▶ **What is being asked**:
Duplicate the items from the start of the records through the line that contains "windows-taskbar: 3:23 PM", including both ends.

□ □ □ □

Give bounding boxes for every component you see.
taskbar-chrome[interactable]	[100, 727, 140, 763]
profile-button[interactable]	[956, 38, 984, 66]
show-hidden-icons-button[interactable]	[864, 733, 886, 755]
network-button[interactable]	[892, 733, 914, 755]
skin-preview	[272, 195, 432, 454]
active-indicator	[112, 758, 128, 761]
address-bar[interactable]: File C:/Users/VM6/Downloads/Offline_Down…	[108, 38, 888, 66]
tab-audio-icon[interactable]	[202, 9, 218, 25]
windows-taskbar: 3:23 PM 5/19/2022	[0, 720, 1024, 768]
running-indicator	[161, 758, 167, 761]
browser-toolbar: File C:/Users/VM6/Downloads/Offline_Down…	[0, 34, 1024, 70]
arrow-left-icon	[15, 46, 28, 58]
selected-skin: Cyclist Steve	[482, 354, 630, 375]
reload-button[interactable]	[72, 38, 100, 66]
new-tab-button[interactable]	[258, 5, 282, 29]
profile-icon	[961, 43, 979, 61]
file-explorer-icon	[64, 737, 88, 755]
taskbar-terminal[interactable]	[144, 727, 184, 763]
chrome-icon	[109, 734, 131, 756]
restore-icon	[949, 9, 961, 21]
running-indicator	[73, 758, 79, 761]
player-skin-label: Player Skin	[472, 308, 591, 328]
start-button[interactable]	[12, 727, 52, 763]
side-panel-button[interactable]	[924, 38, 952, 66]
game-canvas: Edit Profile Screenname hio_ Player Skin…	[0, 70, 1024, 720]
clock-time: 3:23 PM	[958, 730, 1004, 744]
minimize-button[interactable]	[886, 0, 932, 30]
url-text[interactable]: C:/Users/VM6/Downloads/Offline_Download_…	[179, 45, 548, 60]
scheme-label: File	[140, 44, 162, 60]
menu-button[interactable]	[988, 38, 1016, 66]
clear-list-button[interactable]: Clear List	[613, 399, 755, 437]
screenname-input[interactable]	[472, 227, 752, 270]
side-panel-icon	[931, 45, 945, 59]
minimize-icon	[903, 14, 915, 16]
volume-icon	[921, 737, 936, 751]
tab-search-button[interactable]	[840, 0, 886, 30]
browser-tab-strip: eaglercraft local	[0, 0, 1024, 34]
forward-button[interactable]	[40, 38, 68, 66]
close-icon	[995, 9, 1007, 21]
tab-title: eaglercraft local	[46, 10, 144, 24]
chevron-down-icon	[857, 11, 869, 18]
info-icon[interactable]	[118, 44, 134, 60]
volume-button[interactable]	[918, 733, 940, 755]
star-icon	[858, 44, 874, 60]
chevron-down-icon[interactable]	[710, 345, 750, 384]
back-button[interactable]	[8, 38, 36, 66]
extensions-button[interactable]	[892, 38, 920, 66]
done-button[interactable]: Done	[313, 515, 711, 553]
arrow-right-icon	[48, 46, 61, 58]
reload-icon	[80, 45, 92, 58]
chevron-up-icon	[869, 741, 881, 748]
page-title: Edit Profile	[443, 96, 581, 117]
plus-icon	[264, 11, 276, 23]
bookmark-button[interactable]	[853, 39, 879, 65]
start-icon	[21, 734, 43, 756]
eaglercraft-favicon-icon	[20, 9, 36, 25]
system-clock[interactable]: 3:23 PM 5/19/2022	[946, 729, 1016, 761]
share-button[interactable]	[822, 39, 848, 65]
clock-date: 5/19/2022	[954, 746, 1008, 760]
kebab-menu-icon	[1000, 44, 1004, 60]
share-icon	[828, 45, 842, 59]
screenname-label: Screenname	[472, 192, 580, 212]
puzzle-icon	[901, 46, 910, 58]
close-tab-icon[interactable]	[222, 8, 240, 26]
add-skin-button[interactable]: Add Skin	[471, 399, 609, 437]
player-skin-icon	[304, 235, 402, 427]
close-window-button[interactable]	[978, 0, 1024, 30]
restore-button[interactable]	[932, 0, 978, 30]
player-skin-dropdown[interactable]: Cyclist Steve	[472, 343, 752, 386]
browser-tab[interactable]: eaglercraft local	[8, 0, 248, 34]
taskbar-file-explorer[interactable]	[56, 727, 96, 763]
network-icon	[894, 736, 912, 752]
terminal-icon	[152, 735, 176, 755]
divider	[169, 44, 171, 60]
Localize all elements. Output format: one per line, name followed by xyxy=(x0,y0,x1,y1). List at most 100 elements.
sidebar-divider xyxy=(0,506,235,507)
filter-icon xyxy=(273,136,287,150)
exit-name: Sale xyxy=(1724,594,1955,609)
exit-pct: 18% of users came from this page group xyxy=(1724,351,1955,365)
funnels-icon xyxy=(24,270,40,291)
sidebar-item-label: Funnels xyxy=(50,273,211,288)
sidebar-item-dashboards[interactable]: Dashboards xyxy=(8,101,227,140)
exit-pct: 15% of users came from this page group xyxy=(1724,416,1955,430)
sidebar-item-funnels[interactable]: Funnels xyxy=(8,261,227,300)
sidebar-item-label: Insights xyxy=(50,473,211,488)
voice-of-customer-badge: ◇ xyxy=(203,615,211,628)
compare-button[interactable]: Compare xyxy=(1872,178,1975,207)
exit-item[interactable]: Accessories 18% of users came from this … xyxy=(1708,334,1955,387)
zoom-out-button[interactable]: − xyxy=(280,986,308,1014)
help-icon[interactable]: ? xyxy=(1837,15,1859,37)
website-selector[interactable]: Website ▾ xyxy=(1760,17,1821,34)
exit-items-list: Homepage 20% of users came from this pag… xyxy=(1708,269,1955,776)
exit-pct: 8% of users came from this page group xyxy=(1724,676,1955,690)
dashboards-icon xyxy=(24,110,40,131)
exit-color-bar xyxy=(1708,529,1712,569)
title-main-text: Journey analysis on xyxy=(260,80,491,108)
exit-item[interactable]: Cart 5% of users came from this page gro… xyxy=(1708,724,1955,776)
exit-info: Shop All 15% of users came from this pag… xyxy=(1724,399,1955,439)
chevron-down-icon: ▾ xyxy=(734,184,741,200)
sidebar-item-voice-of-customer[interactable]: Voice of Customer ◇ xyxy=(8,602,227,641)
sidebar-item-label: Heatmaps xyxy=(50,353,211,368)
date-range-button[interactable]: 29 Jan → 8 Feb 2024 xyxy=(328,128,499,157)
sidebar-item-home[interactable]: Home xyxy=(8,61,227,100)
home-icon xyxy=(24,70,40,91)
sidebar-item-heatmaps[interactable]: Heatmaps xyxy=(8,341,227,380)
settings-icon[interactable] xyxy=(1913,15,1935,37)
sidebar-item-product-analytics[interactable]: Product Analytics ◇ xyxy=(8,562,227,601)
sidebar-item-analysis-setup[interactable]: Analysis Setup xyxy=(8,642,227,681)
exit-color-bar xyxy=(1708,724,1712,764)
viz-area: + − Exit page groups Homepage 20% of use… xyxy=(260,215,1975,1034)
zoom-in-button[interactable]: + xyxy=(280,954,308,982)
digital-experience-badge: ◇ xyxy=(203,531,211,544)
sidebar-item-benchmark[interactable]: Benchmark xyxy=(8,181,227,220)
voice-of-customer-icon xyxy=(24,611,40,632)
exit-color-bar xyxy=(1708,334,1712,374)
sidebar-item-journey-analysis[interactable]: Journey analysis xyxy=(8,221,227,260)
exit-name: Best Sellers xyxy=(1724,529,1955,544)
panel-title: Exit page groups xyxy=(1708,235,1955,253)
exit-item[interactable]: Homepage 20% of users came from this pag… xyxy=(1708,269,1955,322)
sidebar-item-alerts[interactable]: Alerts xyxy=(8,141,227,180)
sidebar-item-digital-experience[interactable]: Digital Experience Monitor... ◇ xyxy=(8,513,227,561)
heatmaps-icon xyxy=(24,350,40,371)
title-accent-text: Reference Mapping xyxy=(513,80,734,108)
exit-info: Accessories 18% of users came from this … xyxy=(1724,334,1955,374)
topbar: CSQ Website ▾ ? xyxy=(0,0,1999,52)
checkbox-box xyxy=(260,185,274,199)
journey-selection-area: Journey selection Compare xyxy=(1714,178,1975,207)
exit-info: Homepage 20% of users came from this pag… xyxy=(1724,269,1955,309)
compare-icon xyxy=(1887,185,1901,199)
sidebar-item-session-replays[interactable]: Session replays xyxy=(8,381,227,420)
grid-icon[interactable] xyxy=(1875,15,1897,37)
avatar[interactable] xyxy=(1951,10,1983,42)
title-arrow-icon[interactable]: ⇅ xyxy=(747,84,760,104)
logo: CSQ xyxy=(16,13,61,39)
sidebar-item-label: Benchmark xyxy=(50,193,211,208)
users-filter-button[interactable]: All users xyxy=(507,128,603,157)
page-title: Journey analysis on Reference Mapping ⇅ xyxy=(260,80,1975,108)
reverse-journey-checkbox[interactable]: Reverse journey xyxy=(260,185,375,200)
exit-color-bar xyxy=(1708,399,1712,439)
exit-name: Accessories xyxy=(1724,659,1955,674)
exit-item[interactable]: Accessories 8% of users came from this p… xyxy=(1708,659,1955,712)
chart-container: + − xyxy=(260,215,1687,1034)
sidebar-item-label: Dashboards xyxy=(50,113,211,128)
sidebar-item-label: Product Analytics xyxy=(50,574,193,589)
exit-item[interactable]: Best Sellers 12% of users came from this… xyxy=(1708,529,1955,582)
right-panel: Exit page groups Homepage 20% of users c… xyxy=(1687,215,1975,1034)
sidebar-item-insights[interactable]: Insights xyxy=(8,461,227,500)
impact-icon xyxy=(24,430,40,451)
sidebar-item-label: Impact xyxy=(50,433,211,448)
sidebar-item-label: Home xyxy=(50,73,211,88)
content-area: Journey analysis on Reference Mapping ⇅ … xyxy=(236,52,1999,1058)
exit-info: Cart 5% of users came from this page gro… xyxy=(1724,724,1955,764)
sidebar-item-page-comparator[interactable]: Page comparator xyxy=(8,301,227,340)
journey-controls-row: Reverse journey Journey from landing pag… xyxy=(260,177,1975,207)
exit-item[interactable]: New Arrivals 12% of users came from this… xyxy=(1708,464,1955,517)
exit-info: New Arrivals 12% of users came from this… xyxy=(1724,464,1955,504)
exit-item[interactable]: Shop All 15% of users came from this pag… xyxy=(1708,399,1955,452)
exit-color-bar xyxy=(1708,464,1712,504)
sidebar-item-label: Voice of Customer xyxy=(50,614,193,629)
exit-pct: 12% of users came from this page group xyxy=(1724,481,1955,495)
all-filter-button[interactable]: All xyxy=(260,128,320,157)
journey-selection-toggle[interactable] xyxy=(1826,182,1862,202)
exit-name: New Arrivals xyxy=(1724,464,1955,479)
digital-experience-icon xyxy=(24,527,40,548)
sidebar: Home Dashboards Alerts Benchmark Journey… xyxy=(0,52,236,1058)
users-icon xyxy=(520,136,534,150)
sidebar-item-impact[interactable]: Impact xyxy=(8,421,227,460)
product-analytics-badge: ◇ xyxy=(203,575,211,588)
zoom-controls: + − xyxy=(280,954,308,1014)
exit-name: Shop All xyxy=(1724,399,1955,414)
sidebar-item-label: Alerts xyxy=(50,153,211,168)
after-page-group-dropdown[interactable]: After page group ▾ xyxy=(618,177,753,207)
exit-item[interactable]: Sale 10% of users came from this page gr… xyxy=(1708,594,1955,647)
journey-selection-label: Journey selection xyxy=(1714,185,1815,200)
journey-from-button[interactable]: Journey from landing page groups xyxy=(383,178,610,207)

□ □ □ □

▶ **Result below**:
Give bounding boxes for every component you see.
taskbar-chrome[interactable]	[100, 727, 140, 763]
profile-button[interactable]	[956, 38, 984, 66]
show-hidden-icons-button[interactable]	[864, 733, 886, 755]
network-button[interactable]	[892, 733, 914, 755]
skin-preview	[272, 195, 432, 454]
active-indicator	[112, 758, 128, 761]
address-bar[interactable]: File C:/Users/VM6/Downloads/Offline_Down…	[108, 38, 888, 66]
tab-audio-icon[interactable]	[202, 9, 218, 25]
windows-taskbar: 3:23 PM 5/19/2022	[0, 720, 1024, 768]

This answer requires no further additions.